• [Goal of the exercise]:
Transcribe the material exactly. Images do not belong in the copy.

— begin —

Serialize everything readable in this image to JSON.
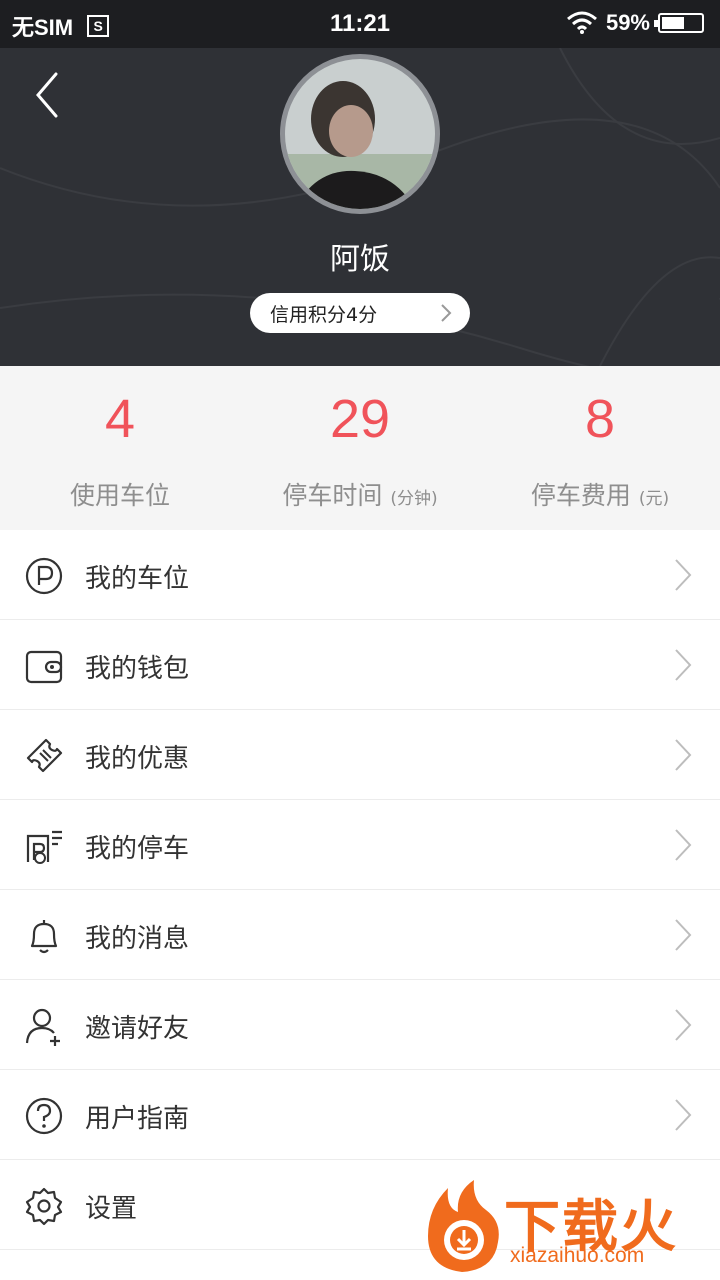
{
  "status_bar": {
    "carrier": "无SIM",
    "s_badge": "S",
    "time": "11:21",
    "battery": "59%",
    "battery_level": 0.59
  },
  "profile": {
    "username": "阿饭",
    "credit_label": "信用积分4分"
  },
  "stats": [
    {
      "value": "4",
      "label": "使用车位",
      "unit": ""
    },
    {
      "value": "29",
      "label": "停车时间",
      "unit": "(分钟)"
    },
    {
      "value": "8",
      "label": "停车费用",
      "unit": "(元)"
    }
  ],
  "menu": [
    {
      "label": "我的车位",
      "icon": "parking-icon"
    },
    {
      "label": "我的钱包",
      "icon": "wallet-icon"
    },
    {
      "label": "我的优惠",
      "icon": "coupon-icon"
    },
    {
      "label": "我的停车",
      "icon": "parking-record-icon"
    },
    {
      "label": "我的消息",
      "icon": "bell-icon"
    },
    {
      "label": "邀请好友",
      "icon": "add-user-icon"
    },
    {
      "label": "用户指南",
      "icon": "help-icon"
    },
    {
      "label": "设置",
      "icon": "gear-icon"
    }
  ],
  "watermark": {
    "brand": "下载火",
    "url": "xiazaihuo.com"
  },
  "colors": {
    "accent": "#f0535a",
    "header_bg": "#2f3136",
    "stats_bg": "#f5f5f5",
    "watermark": "#f06b1d"
  }
}
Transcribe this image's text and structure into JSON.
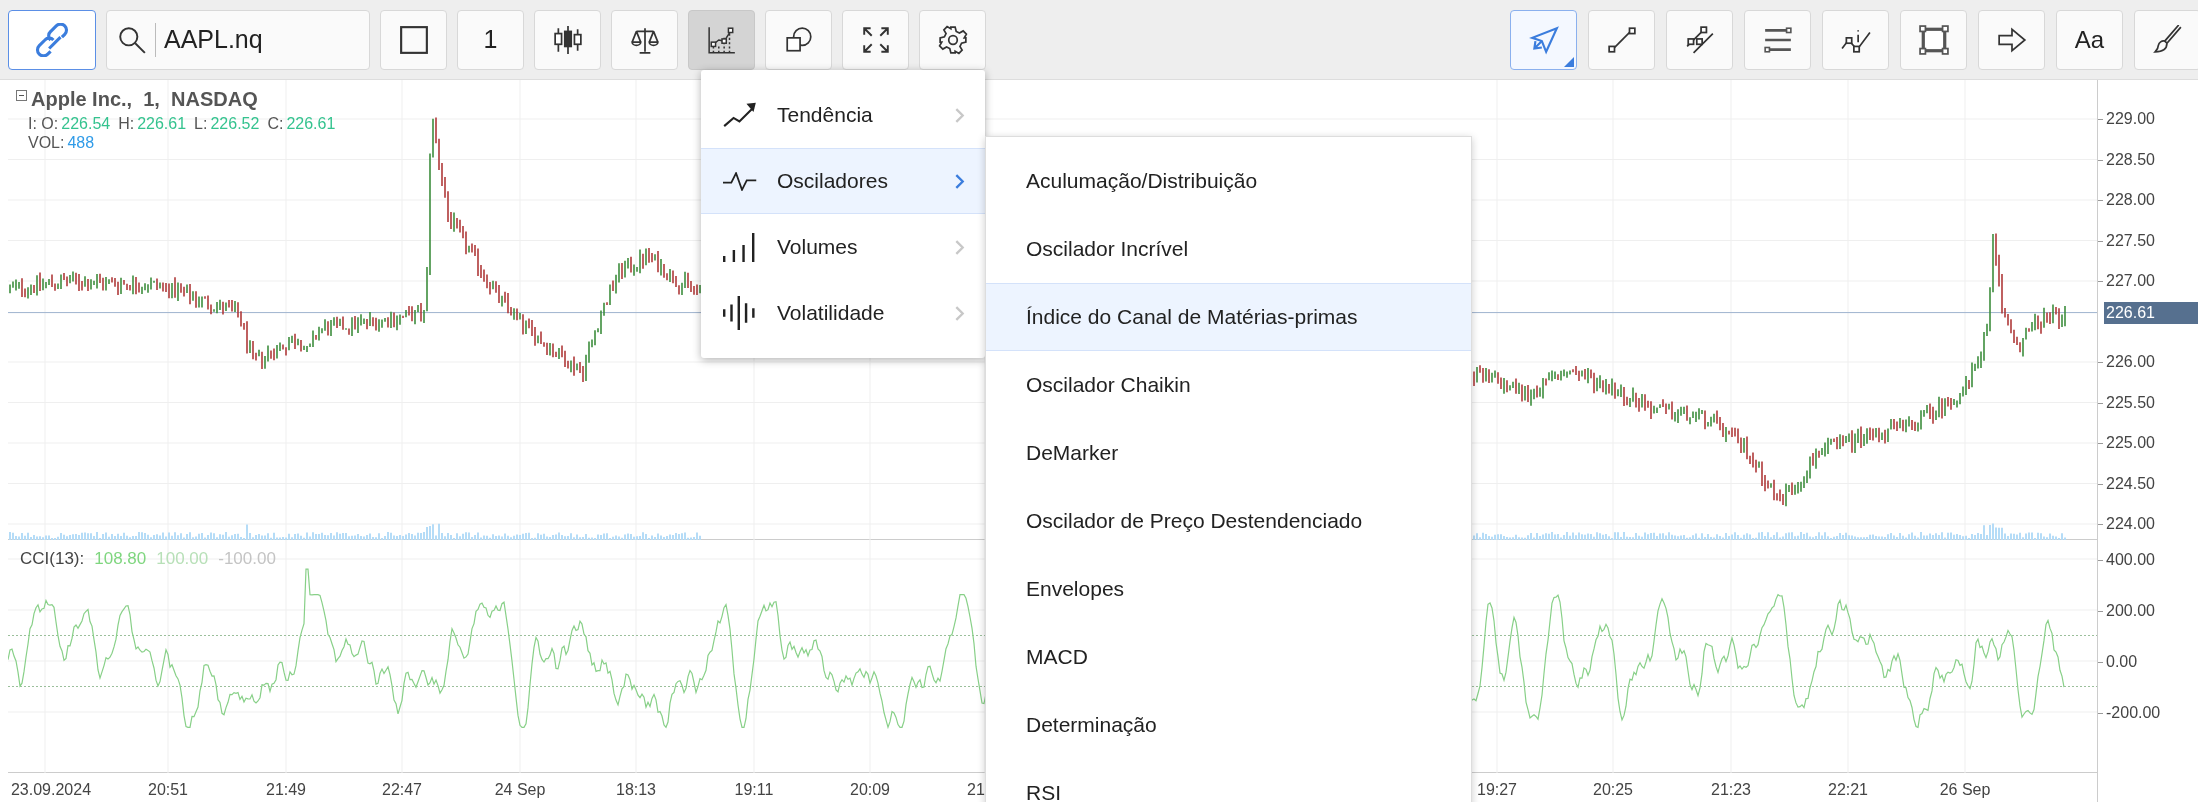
{
  "toolbar_left": [
    {
      "kind": "link",
      "selected": true,
      "open": false
    },
    {
      "kind": "search",
      "value": "AAPL.nq",
      "selected": false,
      "open": false
    },
    {
      "kind": "square",
      "selected": false,
      "open": false
    },
    {
      "kind": "interval",
      "label": "1",
      "selected": false,
      "open": false
    },
    {
      "kind": "candles",
      "selected": false,
      "open": false
    },
    {
      "kind": "scales",
      "selected": false,
      "open": false
    },
    {
      "kind": "indicators",
      "selected": false,
      "open": true
    },
    {
      "kind": "shapes",
      "selected": false,
      "open": false
    },
    {
      "kind": "fullscreen",
      "selected": false,
      "open": false
    },
    {
      "kind": "settings",
      "selected": false,
      "open": false
    }
  ],
  "toolbar_right": [
    {
      "kind": "pointer",
      "selected": true
    },
    {
      "kind": "line",
      "selected": false
    },
    {
      "kind": "parallel",
      "selected": false
    },
    {
      "kind": "levels",
      "selected": false
    },
    {
      "kind": "path-info",
      "selected": false
    },
    {
      "kind": "rectangle",
      "selected": false
    },
    {
      "kind": "arrow",
      "selected": false
    },
    {
      "kind": "text",
      "label": "Aa",
      "selected": false
    },
    {
      "kind": "brush",
      "selected": false
    }
  ],
  "legend": {
    "title": "Apple Inc.,  1,  NASDAQ",
    "ohlc": [
      {
        "label": "I: O:",
        "value": "226.54"
      },
      {
        "label": "H:",
        "value": "226.61"
      },
      {
        "label": "L:",
        "value": "226.52"
      },
      {
        "label": "C:",
        "value": "226.61"
      }
    ],
    "volume": {
      "label": "VOL:",
      "value": "488"
    }
  },
  "price_axis": [
    "229.00",
    "228.50",
    "228.00",
    "227.50",
    "227.00",
    "226.00",
    "225.50",
    "225.00",
    "224.50",
    "224.00"
  ],
  "current_price": "226.61",
  "cci_legend": {
    "label": "CCI(13):",
    "values": [
      {
        "text": "108.80",
        "color": "#7fd67f"
      },
      {
        "text": "100.00",
        "color": "#b8e0b8"
      },
      {
        "text": "-100.00",
        "color": "#c4c4c4"
      }
    ]
  },
  "cci_axis": [
    "400.00",
    "200.00",
    "0.00",
    "-200.00"
  ],
  "time_axis": [
    "23.09.2024",
    "20:51",
    "21:49",
    "22:47",
    "24 Sep",
    "18:13",
    "19:11",
    "20:09",
    "21",
    "19:27",
    "20:25",
    "21:23",
    "22:21",
    "26 Sep"
  ],
  "menu": [
    {
      "kind": "trend",
      "label": "Tendência",
      "selected": false
    },
    {
      "kind": "oscillator",
      "label": "Osciladores",
      "selected": true
    },
    {
      "kind": "volumes",
      "label": "Volumes",
      "selected": false
    },
    {
      "kind": "volatility",
      "label": "Volatilidade",
      "selected": false
    }
  ],
  "submenu": [
    {
      "label": "Aculumação/Distribuição",
      "selected": false
    },
    {
      "label": "Oscilador Incrível",
      "selected": false
    },
    {
      "label": "Índice do Canal de Matérias-primas",
      "selected": true
    },
    {
      "label": "Oscilador Chaikin",
      "selected": false
    },
    {
      "label": "DeMarker",
      "selected": false
    },
    {
      "label": "Oscilador de Preço Destendenciado",
      "selected": false
    },
    {
      "label": "Envelopes",
      "selected": false
    },
    {
      "label": "MACD",
      "selected": false
    },
    {
      "label": "Determinação",
      "selected": false
    },
    {
      "label": "RSI",
      "selected": false
    }
  ]
}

— end —

• [Written reply]:
Serialize everything readable in this image to JSON.
{
  "status_bar": {
    "carrier": "无SIM",
    "s_badge": "S",
    "time": "11:21",
    "battery": "59%",
    "battery_level": 0.59
  },
  "profile": {
    "username": "阿饭",
    "credit_label": "信用积分4分"
  },
  "stats": [
    {
      "value": "4",
      "label": "使用车位",
      "unit": ""
    },
    {
      "value": "29",
      "label": "停车时间",
      "unit": "(分钟)"
    },
    {
      "value": "8",
      "label": "停车费用",
      "unit": "(元)"
    }
  ],
  "menu": [
    {
      "label": "我的车位",
      "icon": "parking-icon"
    },
    {
      "label": "我的钱包",
      "icon": "wallet-icon"
    },
    {
      "label": "我的优惠",
      "icon": "coupon-icon"
    },
    {
      "label": "我的停车",
      "icon": "parking-record-icon"
    },
    {
      "label": "我的消息",
      "icon": "bell-icon"
    },
    {
      "label": "邀请好友",
      "icon": "add-user-icon"
    },
    {
      "label": "用户指南",
      "icon": "help-icon"
    },
    {
      "label": "设置",
      "icon": "gear-icon"
    }
  ],
  "watermark": {
    "brand": "下载火",
    "url": "xiazaihuo.com"
  },
  "colors": {
    "accent": "#f0535a",
    "header_bg": "#2f3136",
    "stats_bg": "#f5f5f5",
    "watermark": "#f06b1d"
  }
}
Transcribe this image's text and structure into JSON.
{
  "toolbar_left": [
    {
      "kind": "link",
      "selected": true,
      "open": false
    },
    {
      "kind": "search",
      "value": "AAPL.nq",
      "selected": false,
      "open": false
    },
    {
      "kind": "square",
      "selected": false,
      "open": false
    },
    {
      "kind": "interval",
      "label": "1",
      "selected": false,
      "open": false
    },
    {
      "kind": "candles",
      "selected": false,
      "open": false
    },
    {
      "kind": "scales",
      "selected": false,
      "open": false
    },
    {
      "kind": "indicators",
      "selected": false,
      "open": true
    },
    {
      "kind": "shapes",
      "selected": false,
      "open": false
    },
    {
      "kind": "fullscreen",
      "selected": false,
      "open": false
    },
    {
      "kind": "settings",
      "selected": false,
      "open": false
    }
  ],
  "toolbar_right": [
    {
      "kind": "pointer",
      "selected": true
    },
    {
      "kind": "line",
      "selected": false
    },
    {
      "kind": "parallel",
      "selected": false
    },
    {
      "kind": "levels",
      "selected": false
    },
    {
      "kind": "path-info",
      "selected": false
    },
    {
      "kind": "rectangle",
      "selected": false
    },
    {
      "kind": "arrow",
      "selected": false
    },
    {
      "kind": "text",
      "label": "Aa",
      "selected": false
    },
    {
      "kind": "brush",
      "selected": false
    }
  ],
  "legend": {
    "title": "Apple Inc.,  1,  NASDAQ",
    "ohlc": [
      {
        "label": "I: O:",
        "value": "226.54"
      },
      {
        "label": "H:",
        "value": "226.61"
      },
      {
        "label": "L:",
        "value": "226.52"
      },
      {
        "label": "C:",
        "value": "226.61"
      }
    ],
    "volume": {
      "label": "VOL:",
      "value": "488"
    }
  },
  "price_axis": [
    "229.00",
    "228.50",
    "228.00",
    "227.50",
    "227.00",
    "226.00",
    "225.50",
    "225.00",
    "224.50",
    "224.00"
  ],
  "current_price": "226.61",
  "cci_legend": {
    "label": "CCI(13):",
    "values": [
      {
        "text": "108.80",
        "color": "#7fd67f"
      },
      {
        "text": "100.00",
        "color": "#b8e0b8"
      },
      {
        "text": "-100.00",
        "color": "#c4c4c4"
      }
    ]
  },
  "cci_axis": [
    "400.00",
    "200.00",
    "0.00",
    "-200.00"
  ],
  "time_axis": [
    "23.09.2024",
    "20:51",
    "21:49",
    "22:47",
    "24 Sep",
    "18:13",
    "19:11",
    "20:09",
    "21",
    "19:27",
    "20:25",
    "21:23",
    "22:21",
    "26 Sep"
  ],
  "menu": [
    {
      "kind": "trend",
      "label": "Tendência",
      "selected": false
    },
    {
      "kind": "oscillator",
      "label": "Osciladores",
      "selected": true
    },
    {
      "kind": "volumes",
      "label": "Volumes",
      "selected": false
    },
    {
      "kind": "volatility",
      "label": "Volatilidade",
      "selected": false
    }
  ],
  "submenu": [
    {
      "label": "Aculumação/Distribuição",
      "selected": false
    },
    {
      "label": "Oscilador Incrível",
      "selected": false
    },
    {
      "label": "Índice do Canal de Matérias-primas",
      "selected": true
    },
    {
      "label": "Oscilador Chaikin",
      "selected": false
    },
    {
      "label": "DeMarker",
      "selected": false
    },
    {
      "label": "Oscilador de Preço Destendenciado",
      "selected": false
    },
    {
      "label": "Envelopes",
      "selected": false
    },
    {
      "label": "MACD",
      "selected": false
    },
    {
      "label": "Determinação",
      "selected": false
    },
    {
      "label": "RSI",
      "selected": false
    }
  ]
}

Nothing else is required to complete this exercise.